(Dataset entries)
......
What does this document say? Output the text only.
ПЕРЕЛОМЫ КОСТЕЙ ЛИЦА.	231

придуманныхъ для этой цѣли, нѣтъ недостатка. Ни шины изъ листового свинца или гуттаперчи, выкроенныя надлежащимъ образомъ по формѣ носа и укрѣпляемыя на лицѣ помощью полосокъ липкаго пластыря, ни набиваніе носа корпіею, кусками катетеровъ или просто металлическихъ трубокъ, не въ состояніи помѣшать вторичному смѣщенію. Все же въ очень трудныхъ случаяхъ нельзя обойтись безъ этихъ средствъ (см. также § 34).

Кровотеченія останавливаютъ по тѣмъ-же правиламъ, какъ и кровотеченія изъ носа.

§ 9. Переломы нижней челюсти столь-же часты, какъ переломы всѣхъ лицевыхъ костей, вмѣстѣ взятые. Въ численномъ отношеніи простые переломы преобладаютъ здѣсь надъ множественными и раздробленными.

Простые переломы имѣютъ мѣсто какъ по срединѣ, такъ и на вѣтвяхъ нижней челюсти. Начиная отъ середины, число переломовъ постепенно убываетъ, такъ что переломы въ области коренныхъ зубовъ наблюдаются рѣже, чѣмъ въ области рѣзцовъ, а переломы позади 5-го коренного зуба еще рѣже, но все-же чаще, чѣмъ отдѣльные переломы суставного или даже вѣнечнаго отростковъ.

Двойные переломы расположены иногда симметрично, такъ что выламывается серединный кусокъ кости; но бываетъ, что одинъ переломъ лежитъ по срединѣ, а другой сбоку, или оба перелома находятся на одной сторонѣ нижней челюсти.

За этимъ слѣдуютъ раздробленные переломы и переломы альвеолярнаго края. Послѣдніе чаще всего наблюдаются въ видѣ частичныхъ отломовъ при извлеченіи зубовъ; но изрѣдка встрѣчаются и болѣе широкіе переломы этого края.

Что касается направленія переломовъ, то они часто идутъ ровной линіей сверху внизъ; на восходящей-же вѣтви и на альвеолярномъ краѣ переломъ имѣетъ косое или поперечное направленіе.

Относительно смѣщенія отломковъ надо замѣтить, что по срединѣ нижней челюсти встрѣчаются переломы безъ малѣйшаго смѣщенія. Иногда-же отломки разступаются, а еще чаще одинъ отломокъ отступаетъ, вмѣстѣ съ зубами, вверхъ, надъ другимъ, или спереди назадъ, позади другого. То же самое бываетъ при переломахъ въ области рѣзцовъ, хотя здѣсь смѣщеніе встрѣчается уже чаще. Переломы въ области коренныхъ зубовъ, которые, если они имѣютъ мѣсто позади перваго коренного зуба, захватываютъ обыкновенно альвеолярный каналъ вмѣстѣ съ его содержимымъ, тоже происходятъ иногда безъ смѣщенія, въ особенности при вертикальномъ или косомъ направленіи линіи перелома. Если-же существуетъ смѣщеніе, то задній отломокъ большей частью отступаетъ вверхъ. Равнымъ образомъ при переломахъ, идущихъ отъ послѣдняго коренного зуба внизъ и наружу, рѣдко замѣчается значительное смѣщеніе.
......
Pick out, from the lines above, every one that contains the string "чаще".

Простые переломы имѣютъ мѣсто какъ по срединѣ, такъ и на вѣтвяхъ нижней челюсти. Начиная отъ середины, число переломовъ постепенно убываетъ, такъ что переломы въ области коренныхъ зубовъ наблюдаются рѣже, чѣмъ въ области рѣзцовъ, а переломы позади 5-го коренного зуба еще рѣже, но все-же чаще, чѣмъ отдѣльные переломы суставного или даже вѣнечнаго отростковъ.
За этимъ слѣдуютъ раздробленные переломы и переломы альвеолярнаго края. Послѣдніе чаще всего наблюдаются въ видѣ частичныхъ отломовъ при извлеченіи зубовъ; но изрѣдка встрѣчаются и болѣе широкіе переломы этого края.
Относительно смѣщенія отломковъ надо замѣтить, что по срединѣ нижней челюсти встрѣчаются переломы безъ малѣйшаго смѣщенія. Иногда-же отломки разступаются, а еще чаще одинъ отломокъ отступаетъ, вмѣстѣ съ зубами, вверхъ, надъ другимъ, или спереди назадъ, позади другого. То же самое бываетъ при переломахъ въ области рѣзцовъ, хотя здѣсь смѣщеніе встрѣчается уже чаще. Переломы въ области коренныхъ зубовъ, которые, если они имѣютъ мѣсто позади перваго коренного зуба, захватываютъ обыкновенно альвеолярный каналъ вмѣстѣ съ его содержимымъ, тоже происходятъ иногда безъ смѣщенія, въ особенности при вертикальномъ или косомъ направленіи линіи перелома. Если-же существуетъ смѣщеніе, то задній отломокъ большей частью отступаетъ вверхъ. Равнымъ образомъ при переломахъ, идущихъ отъ послѣдняго коренного зуба внизъ и наружу, рѣдко замѣчается значительное смѣщеніе.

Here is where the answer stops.